Aim: Gather every line of the entries that includes the word "structure".

The input:
[Start]
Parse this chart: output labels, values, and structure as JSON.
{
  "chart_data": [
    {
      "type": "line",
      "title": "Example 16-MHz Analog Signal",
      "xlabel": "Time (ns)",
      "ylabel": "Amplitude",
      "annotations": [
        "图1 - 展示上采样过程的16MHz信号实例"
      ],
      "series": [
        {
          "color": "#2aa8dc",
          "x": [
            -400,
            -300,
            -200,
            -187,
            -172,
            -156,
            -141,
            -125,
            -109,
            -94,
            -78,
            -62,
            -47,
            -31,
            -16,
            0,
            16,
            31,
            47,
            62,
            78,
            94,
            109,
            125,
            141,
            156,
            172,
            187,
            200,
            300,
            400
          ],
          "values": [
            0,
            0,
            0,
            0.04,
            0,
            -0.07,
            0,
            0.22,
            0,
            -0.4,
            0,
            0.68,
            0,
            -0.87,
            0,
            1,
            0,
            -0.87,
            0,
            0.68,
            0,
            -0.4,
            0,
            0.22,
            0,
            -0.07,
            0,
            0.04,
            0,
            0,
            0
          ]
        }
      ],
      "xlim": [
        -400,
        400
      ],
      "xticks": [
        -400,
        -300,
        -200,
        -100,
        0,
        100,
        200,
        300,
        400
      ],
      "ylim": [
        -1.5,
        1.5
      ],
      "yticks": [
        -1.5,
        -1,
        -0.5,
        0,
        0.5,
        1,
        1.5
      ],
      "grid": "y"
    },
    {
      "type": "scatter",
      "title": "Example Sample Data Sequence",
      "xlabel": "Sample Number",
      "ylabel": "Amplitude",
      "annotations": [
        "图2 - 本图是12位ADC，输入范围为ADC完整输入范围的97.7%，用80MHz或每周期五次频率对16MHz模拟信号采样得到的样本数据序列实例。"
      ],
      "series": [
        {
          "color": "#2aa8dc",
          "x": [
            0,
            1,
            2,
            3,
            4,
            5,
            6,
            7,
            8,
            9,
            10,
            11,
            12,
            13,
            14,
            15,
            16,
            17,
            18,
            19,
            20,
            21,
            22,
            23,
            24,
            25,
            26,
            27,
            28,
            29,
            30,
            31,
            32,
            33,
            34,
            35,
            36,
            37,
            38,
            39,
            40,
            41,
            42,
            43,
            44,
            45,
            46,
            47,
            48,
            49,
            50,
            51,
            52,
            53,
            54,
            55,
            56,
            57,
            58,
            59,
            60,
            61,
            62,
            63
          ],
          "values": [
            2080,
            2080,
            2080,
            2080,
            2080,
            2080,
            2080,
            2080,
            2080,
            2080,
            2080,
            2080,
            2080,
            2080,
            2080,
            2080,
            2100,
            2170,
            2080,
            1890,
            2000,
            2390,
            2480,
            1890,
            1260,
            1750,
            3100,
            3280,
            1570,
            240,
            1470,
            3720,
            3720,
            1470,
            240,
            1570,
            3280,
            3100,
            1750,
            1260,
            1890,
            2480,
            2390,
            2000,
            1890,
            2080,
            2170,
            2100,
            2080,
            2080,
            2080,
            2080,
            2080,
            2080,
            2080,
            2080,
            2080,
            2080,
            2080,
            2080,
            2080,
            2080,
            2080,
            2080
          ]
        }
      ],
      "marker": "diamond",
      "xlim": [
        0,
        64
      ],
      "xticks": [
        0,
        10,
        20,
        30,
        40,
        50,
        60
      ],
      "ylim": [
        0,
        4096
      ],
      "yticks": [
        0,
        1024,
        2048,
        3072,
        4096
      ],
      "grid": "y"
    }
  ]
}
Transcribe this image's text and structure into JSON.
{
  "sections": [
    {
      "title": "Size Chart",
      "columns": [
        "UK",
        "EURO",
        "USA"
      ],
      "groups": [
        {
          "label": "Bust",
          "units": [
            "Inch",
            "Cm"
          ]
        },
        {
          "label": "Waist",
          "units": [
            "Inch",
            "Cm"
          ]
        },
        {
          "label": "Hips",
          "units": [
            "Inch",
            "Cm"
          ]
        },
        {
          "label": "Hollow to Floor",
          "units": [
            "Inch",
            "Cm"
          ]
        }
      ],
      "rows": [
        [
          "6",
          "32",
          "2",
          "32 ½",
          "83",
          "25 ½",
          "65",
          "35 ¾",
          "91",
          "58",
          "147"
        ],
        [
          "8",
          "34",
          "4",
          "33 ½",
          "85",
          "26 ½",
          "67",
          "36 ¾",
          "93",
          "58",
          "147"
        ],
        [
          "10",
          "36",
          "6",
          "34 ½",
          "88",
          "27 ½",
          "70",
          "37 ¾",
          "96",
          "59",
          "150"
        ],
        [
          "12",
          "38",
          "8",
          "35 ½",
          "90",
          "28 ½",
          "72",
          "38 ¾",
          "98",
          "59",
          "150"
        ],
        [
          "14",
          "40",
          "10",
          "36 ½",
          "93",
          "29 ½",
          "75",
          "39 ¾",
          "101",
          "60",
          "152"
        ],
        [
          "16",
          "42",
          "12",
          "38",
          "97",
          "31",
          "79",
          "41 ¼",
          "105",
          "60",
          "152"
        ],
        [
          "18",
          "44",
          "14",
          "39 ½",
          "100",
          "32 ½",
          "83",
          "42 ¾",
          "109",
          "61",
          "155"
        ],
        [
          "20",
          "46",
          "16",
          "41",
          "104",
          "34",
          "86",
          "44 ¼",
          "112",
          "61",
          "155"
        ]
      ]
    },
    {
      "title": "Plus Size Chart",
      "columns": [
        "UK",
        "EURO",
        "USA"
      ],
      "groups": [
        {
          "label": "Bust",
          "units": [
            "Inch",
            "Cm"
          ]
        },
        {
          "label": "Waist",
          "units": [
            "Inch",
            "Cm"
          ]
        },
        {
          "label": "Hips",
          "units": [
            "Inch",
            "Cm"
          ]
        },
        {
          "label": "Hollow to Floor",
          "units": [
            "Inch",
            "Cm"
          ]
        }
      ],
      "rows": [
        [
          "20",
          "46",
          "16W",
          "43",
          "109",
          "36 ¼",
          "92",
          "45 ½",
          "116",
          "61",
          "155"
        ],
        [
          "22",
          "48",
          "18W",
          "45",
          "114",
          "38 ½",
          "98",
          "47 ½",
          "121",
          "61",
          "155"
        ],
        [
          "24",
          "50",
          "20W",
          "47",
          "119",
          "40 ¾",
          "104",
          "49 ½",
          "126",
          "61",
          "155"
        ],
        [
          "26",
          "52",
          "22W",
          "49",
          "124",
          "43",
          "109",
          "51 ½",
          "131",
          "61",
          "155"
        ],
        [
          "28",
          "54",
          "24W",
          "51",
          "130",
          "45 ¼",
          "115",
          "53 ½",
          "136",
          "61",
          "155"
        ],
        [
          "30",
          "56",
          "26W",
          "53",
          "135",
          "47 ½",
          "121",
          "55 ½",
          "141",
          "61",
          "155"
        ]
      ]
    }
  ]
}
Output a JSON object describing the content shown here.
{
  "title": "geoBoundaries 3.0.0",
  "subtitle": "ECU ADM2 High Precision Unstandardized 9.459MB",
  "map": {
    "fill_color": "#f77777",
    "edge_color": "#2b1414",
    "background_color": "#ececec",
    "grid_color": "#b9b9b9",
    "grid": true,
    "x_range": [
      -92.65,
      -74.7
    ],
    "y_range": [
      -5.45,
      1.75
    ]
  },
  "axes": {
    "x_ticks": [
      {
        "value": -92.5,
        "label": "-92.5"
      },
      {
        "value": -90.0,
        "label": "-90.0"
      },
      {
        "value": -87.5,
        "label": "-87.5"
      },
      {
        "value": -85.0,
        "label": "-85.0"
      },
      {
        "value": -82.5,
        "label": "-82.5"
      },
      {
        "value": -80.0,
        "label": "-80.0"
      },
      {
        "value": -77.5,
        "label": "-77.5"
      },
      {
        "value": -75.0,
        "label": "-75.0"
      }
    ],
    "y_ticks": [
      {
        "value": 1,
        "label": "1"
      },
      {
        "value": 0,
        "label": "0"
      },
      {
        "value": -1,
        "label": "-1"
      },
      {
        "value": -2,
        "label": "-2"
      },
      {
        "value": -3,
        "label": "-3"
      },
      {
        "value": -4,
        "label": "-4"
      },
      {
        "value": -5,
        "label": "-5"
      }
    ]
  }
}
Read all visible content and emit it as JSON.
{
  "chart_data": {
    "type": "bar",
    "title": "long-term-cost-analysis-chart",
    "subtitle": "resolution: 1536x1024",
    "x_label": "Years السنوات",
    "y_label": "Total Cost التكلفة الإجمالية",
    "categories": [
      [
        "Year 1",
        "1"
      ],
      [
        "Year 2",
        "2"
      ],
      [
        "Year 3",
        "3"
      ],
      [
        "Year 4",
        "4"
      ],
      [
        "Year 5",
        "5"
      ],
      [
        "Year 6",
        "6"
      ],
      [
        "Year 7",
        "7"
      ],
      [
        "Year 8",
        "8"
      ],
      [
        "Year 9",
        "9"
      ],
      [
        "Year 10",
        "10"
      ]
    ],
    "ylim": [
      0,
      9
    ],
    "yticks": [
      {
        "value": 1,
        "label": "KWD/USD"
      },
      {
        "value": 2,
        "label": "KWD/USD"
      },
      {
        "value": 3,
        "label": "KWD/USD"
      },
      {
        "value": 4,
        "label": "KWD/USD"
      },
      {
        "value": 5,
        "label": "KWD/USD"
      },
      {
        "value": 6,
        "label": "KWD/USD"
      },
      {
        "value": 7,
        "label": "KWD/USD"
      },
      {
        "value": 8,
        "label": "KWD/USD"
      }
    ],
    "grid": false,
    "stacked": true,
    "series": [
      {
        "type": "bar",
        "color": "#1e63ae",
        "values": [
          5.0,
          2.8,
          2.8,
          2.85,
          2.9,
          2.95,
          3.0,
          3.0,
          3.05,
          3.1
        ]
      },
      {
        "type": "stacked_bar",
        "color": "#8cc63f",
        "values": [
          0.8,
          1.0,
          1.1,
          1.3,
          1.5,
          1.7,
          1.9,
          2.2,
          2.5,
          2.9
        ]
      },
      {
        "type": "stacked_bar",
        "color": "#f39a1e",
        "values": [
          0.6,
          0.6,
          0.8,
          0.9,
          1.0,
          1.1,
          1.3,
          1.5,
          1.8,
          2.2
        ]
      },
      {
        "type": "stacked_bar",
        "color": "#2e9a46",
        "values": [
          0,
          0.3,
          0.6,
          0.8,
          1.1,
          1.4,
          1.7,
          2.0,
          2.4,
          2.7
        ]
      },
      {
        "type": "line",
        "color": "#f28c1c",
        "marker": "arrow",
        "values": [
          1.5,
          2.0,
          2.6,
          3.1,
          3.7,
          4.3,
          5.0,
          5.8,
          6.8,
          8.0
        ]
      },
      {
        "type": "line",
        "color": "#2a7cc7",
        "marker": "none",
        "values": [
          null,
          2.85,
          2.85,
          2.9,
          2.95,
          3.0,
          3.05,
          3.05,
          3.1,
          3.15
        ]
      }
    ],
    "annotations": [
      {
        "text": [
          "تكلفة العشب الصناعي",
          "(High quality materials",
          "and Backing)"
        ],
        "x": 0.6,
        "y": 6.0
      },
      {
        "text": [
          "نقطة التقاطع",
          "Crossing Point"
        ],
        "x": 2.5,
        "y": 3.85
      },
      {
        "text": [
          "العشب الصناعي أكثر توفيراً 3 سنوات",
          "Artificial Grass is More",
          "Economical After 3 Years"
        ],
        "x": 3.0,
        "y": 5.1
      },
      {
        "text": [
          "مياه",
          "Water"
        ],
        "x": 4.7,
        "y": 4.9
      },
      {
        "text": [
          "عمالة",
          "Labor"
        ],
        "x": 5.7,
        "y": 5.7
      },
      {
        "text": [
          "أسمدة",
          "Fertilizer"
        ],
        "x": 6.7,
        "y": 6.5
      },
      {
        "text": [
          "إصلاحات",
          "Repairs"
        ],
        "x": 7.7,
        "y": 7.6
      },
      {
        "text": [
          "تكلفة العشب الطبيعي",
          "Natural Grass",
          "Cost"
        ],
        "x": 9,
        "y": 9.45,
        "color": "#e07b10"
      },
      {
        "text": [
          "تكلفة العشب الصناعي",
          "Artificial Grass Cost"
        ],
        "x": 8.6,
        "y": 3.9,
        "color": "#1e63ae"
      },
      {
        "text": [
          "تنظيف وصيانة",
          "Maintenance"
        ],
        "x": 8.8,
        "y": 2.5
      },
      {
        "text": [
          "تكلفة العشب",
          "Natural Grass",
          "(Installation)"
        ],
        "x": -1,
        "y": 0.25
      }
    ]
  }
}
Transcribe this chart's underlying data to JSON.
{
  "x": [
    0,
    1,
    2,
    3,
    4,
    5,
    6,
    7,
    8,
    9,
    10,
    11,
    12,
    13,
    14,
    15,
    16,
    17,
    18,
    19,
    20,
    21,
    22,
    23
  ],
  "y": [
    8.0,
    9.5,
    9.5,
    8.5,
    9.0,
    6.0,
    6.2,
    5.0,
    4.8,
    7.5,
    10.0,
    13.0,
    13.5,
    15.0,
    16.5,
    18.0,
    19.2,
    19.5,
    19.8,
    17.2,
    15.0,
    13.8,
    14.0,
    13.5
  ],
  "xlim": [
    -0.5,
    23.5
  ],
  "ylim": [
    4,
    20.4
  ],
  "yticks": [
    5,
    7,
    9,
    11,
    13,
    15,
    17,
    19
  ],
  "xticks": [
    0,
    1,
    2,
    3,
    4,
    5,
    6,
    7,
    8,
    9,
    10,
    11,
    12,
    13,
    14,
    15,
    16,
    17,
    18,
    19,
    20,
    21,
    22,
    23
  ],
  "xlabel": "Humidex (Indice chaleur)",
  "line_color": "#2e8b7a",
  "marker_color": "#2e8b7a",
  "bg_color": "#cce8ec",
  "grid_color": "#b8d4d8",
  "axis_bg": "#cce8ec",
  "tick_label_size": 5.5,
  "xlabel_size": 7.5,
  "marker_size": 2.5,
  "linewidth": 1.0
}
[End]
Response for this exercise:
Parse this chart: output labels, values, and structure as JSON.
Transcribe this image's text and structure into JSON.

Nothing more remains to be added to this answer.